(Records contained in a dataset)
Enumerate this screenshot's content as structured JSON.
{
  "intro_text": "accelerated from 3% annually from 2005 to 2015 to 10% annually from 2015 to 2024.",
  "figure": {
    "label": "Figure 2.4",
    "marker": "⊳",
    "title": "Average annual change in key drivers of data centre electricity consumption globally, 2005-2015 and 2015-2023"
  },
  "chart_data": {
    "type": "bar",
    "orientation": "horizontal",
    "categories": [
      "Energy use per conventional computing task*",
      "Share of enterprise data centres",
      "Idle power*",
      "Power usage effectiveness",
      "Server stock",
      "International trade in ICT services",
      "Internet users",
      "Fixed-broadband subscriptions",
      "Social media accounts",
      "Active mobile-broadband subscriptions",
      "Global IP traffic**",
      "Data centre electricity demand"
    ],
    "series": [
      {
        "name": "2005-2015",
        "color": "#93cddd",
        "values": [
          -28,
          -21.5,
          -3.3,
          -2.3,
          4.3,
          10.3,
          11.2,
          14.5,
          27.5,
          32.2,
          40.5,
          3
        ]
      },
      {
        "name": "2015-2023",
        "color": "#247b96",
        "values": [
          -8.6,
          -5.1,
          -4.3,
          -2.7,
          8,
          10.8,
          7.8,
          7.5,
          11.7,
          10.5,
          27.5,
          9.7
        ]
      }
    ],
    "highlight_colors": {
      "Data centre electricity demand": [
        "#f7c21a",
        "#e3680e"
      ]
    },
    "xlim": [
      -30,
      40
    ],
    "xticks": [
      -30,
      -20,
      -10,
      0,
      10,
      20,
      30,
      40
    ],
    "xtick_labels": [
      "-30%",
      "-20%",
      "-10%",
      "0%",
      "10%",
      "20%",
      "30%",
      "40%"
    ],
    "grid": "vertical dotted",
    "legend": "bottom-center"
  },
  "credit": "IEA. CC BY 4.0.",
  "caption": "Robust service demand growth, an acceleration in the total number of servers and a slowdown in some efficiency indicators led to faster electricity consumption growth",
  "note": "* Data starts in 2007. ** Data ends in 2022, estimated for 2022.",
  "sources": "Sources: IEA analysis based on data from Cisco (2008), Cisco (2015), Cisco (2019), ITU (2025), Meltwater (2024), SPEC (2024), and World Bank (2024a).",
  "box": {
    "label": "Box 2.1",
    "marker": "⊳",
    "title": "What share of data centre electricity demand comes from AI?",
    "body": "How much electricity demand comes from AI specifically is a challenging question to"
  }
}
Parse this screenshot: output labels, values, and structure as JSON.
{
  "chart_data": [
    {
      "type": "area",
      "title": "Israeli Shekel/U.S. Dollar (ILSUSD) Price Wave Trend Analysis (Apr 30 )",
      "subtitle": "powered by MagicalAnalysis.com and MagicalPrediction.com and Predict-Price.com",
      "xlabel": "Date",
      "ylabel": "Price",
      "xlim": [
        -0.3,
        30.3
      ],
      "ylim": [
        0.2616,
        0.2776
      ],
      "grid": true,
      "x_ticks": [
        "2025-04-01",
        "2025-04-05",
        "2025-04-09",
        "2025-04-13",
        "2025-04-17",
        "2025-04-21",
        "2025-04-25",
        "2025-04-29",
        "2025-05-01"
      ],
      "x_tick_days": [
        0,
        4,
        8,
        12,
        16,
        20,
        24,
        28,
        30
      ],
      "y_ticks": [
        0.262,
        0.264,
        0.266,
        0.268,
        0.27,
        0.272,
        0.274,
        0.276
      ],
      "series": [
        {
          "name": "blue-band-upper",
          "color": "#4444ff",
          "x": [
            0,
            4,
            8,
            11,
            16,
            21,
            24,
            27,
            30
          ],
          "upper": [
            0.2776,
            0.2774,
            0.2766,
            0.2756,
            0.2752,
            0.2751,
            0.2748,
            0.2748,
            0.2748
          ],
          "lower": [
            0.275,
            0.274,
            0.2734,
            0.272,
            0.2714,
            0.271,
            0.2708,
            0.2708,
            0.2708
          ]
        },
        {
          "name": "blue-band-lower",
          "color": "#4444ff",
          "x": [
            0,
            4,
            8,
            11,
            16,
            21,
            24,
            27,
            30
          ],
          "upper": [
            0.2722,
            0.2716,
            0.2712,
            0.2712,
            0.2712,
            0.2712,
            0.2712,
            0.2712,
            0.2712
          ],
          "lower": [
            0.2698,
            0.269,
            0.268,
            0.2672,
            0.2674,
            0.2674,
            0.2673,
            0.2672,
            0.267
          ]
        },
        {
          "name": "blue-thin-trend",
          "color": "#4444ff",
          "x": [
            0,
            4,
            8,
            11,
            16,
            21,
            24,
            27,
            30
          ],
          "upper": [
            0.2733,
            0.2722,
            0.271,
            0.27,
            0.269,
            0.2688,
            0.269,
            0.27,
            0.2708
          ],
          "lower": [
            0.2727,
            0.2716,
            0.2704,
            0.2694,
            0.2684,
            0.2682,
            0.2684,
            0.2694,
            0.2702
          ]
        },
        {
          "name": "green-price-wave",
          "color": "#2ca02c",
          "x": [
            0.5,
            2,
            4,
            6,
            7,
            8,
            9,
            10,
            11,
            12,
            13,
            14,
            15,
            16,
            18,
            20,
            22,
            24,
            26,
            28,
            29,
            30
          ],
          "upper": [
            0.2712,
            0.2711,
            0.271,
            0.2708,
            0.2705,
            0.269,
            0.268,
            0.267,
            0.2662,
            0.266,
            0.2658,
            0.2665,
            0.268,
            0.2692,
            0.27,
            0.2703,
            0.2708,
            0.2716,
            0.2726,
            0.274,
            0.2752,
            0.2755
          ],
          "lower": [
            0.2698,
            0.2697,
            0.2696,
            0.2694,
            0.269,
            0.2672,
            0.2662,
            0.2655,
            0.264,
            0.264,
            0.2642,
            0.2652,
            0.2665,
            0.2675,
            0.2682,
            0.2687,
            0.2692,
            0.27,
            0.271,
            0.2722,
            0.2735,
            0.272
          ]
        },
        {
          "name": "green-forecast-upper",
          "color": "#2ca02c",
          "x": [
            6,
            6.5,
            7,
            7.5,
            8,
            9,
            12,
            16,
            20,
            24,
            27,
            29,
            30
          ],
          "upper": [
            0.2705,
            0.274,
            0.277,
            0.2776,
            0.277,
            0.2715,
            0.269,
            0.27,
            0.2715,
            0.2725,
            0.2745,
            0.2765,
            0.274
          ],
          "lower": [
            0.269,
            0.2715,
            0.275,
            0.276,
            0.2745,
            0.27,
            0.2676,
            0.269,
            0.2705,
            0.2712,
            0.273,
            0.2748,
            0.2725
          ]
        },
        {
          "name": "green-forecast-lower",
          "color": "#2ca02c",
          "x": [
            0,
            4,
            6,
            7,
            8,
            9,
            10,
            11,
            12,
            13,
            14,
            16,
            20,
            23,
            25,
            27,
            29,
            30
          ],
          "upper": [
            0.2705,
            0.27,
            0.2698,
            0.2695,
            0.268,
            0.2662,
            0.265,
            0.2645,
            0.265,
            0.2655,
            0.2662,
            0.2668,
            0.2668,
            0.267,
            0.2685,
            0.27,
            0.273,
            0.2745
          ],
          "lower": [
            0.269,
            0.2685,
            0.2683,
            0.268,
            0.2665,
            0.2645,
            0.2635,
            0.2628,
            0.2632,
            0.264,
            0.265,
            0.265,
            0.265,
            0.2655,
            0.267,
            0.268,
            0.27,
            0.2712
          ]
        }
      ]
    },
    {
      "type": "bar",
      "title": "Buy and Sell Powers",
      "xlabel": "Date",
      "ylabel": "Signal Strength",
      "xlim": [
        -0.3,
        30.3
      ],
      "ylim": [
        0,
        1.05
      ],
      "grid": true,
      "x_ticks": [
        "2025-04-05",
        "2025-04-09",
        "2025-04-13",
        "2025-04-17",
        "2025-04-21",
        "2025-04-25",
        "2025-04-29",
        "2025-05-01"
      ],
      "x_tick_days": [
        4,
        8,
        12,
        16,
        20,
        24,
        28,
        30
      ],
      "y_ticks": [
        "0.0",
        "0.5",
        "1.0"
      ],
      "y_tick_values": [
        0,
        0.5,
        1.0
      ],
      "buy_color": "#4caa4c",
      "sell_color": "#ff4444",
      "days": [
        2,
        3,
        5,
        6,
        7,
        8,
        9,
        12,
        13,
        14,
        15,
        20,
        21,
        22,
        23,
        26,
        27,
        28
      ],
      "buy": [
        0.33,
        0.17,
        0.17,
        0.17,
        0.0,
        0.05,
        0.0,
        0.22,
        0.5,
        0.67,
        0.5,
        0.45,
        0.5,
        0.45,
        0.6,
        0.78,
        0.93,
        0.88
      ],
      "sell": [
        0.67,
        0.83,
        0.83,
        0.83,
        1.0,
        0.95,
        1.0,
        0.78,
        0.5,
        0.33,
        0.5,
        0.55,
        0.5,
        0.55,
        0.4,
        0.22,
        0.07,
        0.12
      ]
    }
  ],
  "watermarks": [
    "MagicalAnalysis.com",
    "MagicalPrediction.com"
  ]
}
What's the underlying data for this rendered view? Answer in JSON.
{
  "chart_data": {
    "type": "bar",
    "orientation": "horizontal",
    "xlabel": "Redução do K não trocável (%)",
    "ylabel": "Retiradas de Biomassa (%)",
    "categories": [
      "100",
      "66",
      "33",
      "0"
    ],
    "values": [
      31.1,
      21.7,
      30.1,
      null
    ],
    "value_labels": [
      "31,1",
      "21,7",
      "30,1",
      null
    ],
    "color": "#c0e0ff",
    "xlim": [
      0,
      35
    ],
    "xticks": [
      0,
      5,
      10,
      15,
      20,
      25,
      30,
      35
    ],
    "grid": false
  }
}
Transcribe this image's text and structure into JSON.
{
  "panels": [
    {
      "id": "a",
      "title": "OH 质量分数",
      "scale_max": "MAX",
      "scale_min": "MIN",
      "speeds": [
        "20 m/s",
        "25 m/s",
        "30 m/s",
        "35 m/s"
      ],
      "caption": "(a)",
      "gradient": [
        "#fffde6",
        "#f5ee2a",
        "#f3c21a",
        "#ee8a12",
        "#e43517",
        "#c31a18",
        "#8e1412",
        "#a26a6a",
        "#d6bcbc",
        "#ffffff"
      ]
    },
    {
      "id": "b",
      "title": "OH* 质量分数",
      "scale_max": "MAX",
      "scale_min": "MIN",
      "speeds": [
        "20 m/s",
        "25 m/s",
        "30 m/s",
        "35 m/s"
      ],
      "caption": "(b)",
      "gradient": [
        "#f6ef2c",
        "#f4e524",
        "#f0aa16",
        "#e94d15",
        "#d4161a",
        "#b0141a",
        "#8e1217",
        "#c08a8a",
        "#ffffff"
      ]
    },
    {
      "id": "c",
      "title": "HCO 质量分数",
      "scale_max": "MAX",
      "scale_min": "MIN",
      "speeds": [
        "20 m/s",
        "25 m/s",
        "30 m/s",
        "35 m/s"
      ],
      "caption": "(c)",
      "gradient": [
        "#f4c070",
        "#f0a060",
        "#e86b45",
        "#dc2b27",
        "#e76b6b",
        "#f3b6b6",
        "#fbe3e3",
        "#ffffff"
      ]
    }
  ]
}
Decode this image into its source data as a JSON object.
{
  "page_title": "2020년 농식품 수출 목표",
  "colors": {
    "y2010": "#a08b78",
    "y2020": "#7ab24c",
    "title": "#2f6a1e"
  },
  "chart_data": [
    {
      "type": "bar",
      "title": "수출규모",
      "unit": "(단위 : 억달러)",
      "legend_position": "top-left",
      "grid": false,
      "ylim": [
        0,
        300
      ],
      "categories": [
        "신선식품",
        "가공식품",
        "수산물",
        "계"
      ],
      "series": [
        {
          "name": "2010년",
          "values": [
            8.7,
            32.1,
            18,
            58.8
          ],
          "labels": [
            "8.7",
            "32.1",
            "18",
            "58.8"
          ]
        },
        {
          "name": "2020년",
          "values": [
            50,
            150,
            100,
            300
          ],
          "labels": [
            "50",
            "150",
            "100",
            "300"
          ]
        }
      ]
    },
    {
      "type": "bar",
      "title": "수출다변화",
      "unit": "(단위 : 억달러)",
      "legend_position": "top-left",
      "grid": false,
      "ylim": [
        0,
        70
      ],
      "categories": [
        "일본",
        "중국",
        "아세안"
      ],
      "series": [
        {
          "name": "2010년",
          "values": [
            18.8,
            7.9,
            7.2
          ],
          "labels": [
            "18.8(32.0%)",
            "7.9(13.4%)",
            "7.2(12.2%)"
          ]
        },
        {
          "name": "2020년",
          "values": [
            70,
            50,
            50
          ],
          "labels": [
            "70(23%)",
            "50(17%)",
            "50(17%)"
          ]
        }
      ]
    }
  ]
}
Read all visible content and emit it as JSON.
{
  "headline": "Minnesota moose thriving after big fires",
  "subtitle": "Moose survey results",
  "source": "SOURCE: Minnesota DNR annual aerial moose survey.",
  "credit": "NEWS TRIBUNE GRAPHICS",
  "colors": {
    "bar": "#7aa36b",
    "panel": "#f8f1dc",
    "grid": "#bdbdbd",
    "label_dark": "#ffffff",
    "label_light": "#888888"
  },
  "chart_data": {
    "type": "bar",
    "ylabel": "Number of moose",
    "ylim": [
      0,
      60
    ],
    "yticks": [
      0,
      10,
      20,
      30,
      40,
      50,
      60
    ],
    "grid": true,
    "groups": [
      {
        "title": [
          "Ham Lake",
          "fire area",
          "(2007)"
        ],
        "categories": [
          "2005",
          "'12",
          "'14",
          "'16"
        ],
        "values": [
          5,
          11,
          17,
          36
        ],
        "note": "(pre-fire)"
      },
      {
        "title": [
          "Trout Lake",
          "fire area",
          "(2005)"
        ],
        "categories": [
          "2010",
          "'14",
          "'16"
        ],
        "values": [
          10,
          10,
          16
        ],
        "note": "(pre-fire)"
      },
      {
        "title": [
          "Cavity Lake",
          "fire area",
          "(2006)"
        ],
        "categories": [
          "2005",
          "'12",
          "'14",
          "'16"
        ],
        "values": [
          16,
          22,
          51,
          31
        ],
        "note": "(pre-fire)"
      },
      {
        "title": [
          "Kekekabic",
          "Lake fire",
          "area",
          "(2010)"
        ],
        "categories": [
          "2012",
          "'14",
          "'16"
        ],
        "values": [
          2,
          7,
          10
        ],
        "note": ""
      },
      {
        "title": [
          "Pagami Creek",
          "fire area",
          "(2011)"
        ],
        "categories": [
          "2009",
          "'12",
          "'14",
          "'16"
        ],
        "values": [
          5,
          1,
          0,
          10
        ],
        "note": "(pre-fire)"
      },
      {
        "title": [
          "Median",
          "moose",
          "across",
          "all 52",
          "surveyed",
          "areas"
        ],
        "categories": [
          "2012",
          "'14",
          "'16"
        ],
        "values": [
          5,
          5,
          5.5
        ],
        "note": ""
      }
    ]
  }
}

Required task.
From the listing, copy each line containing the word "caption".

Result for this exercise.
  "caption": "Robust service demand growth, an acceleration in the total number of servers and a slowdown in some efficiency indicators led to faster electricity consumption growth",
      "caption": "(a)",
      "caption": "(b)",
      "caption": "(c)",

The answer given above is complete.